_RECORD LIST:_
## Start

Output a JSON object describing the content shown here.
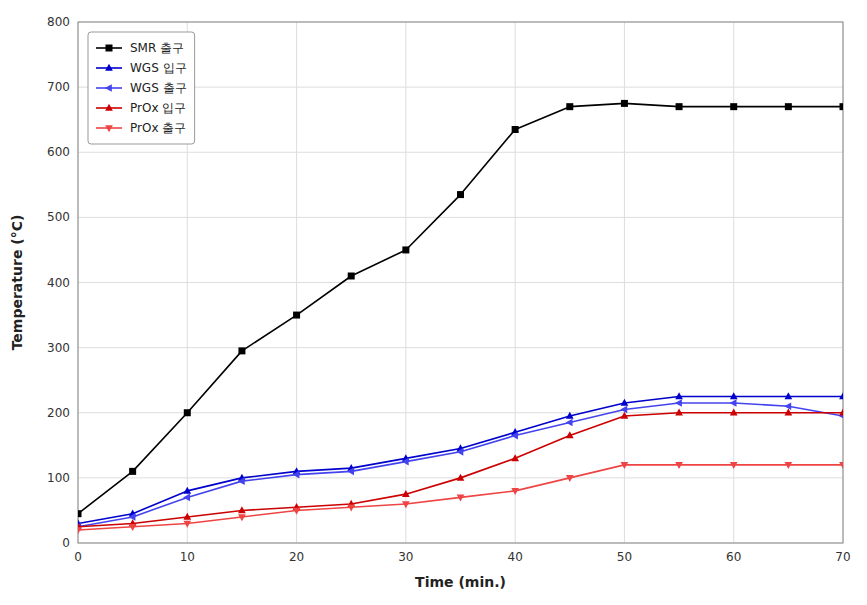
{
  "chart_data": {
    "type": "line",
    "x": [
      0,
      5,
      10,
      15,
      20,
      25,
      30,
      35,
      40,
      45,
      50,
      55,
      60,
      65,
      70
    ],
    "series": [
      {
        "name": "SMR 출구",
        "color": "#000000",
        "marker": "square",
        "values": [
          45,
          110,
          200,
          295,
          350,
          410,
          450,
          535,
          635,
          670,
          675,
          670,
          670,
          670,
          670
        ]
      },
      {
        "name": "WGS 입구",
        "color": "#0000cc",
        "marker": "triangle-up",
        "values": [
          30,
          45,
          80,
          100,
          110,
          115,
          130,
          145,
          170,
          195,
          215,
          225,
          225,
          225,
          225
        ]
      },
      {
        "name": "WGS 출구",
        "color": "#4444ee",
        "marker": "triangle-left",
        "values": [
          25,
          40,
          70,
          95,
          105,
          110,
          125,
          140,
          165,
          185,
          205,
          215,
          215,
          210,
          195
        ]
      },
      {
        "name": "PrOx 입구",
        "color": "#cc0000",
        "marker": "triangle-up",
        "values": [
          25,
          30,
          40,
          50,
          55,
          60,
          75,
          100,
          130,
          165,
          195,
          200,
          200,
          200,
          200
        ]
      },
      {
        "name": "PrOx 출구",
        "color": "#ee4444",
        "marker": "triangle-down",
        "values": [
          20,
          25,
          30,
          40,
          50,
          55,
          60,
          70,
          80,
          100,
          120,
          120,
          120,
          120,
          120
        ]
      }
    ],
    "xlabel": "Time (min.)",
    "ylabel": "Temperature (°C)",
    "xlim": [
      0,
      70
    ],
    "ylim": [
      0,
      800
    ],
    "xticks": [
      0,
      10,
      20,
      30,
      40,
      50,
      60,
      70
    ],
    "yticks": [
      0,
      100,
      200,
      300,
      400,
      500,
      600,
      700,
      800
    ],
    "grid": true,
    "legend": "upper left"
  }
}
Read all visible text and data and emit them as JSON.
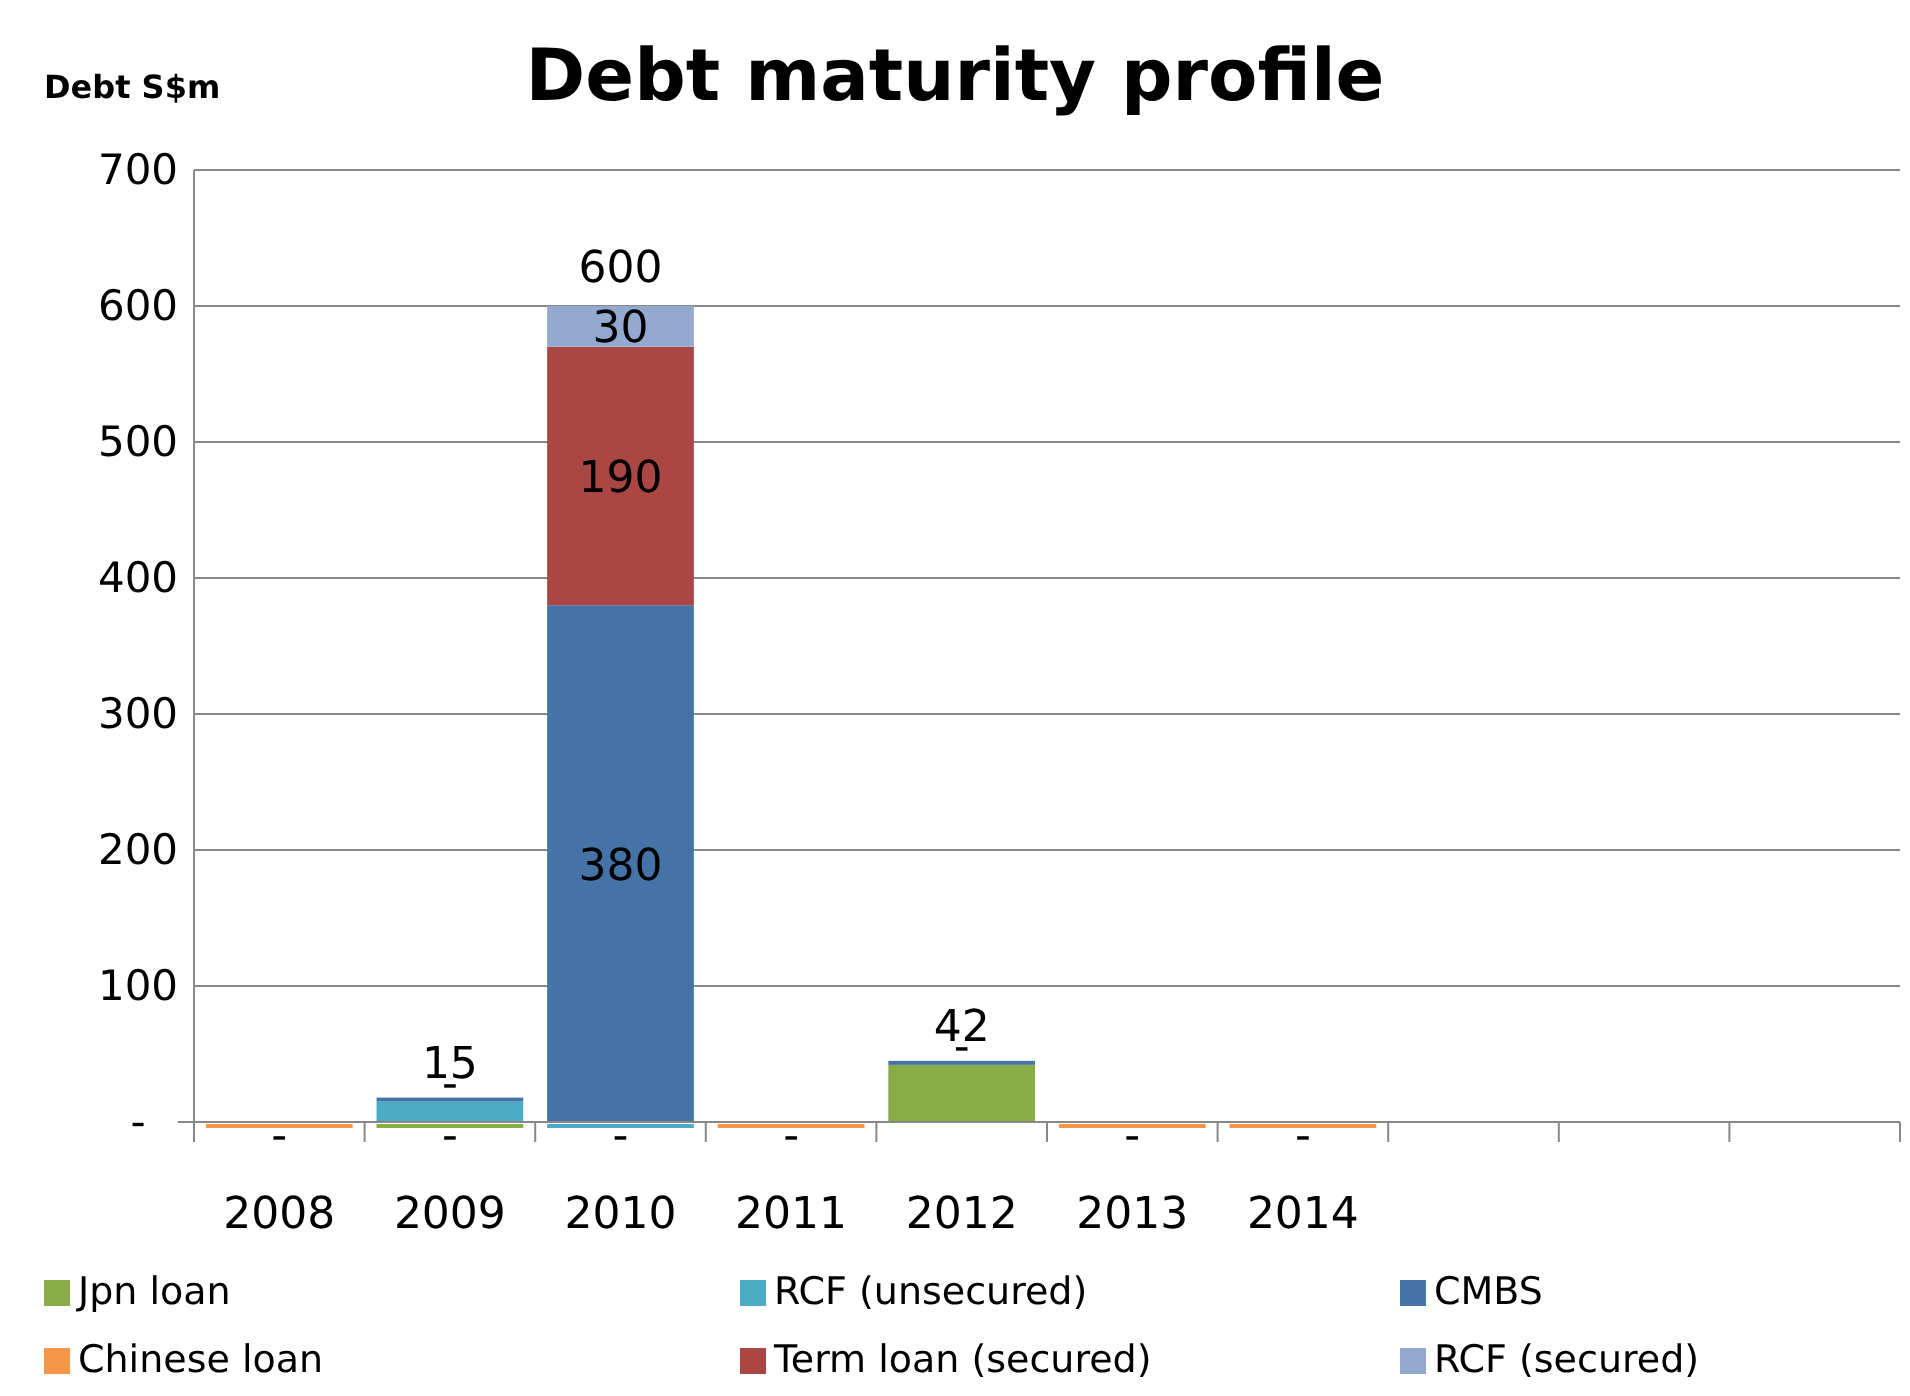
{
  "chart_data": {
    "type": "bar",
    "stacked": true,
    "title": "Debt maturity profile",
    "ylabel": "Debt S$m",
    "categories": [
      "2008",
      "2009",
      "2010",
      "2011",
      "2012",
      "2013",
      "2014",
      null,
      null,
      null
    ],
    "series": [
      {
        "name": "Jpn loan",
        "color": "#8aac46",
        "values": [
          0,
          0,
          0,
          0,
          42,
          0,
          0,
          null,
          null,
          null
        ],
        "value_labels": [
          null,
          "-",
          null,
          null,
          null,
          null,
          null,
          null,
          null,
          null
        ]
      },
      {
        "name": "RCF (unsecured)",
        "color": "#4bacc6",
        "values": [
          0,
          15,
          0,
          0,
          0,
          0,
          0,
          null,
          null,
          null
        ],
        "value_labels": [
          null,
          null,
          "-",
          null,
          null,
          null,
          null,
          null,
          null,
          null
        ]
      },
      {
        "name": "CMBS",
        "color": "#4573a7",
        "values": [
          0,
          0,
          380,
          0,
          0,
          0,
          0,
          null,
          null,
          null
        ],
        "value_labels": [
          null,
          "-",
          "380",
          null,
          "-",
          null,
          null,
          null,
          null,
          null
        ]
      },
      {
        "name": "Chinese loan",
        "color": "#f79646",
        "values": [
          0,
          0,
          0,
          0,
          0,
          0,
          0,
          null,
          null,
          null
        ],
        "value_labels": [
          "-",
          null,
          null,
          "-",
          null,
          "-",
          "-",
          null,
          null,
          null
        ]
      },
      {
        "name": "Term loan (secured)",
        "color": "#aa4643",
        "values": [
          0,
          0,
          190,
          0,
          0,
          0,
          0,
          null,
          null,
          null
        ],
        "value_labels": [
          null,
          null,
          "190",
          null,
          null,
          null,
          null,
          null,
          null,
          null
        ]
      },
      {
        "name": "RCF (secured)",
        "color": "#93a9cf",
        "values": [
          0,
          0,
          30,
          0,
          0,
          0,
          0,
          null,
          null,
          null
        ],
        "value_labels": [
          null,
          null,
          "30",
          null,
          null,
          null,
          null,
          null,
          null,
          null
        ]
      }
    ],
    "totals": [
      null,
      "15",
      "600",
      null,
      "42",
      null,
      null,
      null,
      null,
      null
    ],
    "ylim": [
      0,
      700
    ],
    "yticks": [
      {
        "value": 0,
        "label": "-"
      },
      100,
      200,
      300,
      400,
      500,
      600,
      700
    ],
    "grid": "y",
    "legend": "bottom"
  }
}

## End

_TASK TO CARRY OUT:_ Where a line above contains the string "left", copy that line.

_ANSWER BELOW:_
        "marker": "triangle-left",
    "legend": "upper left"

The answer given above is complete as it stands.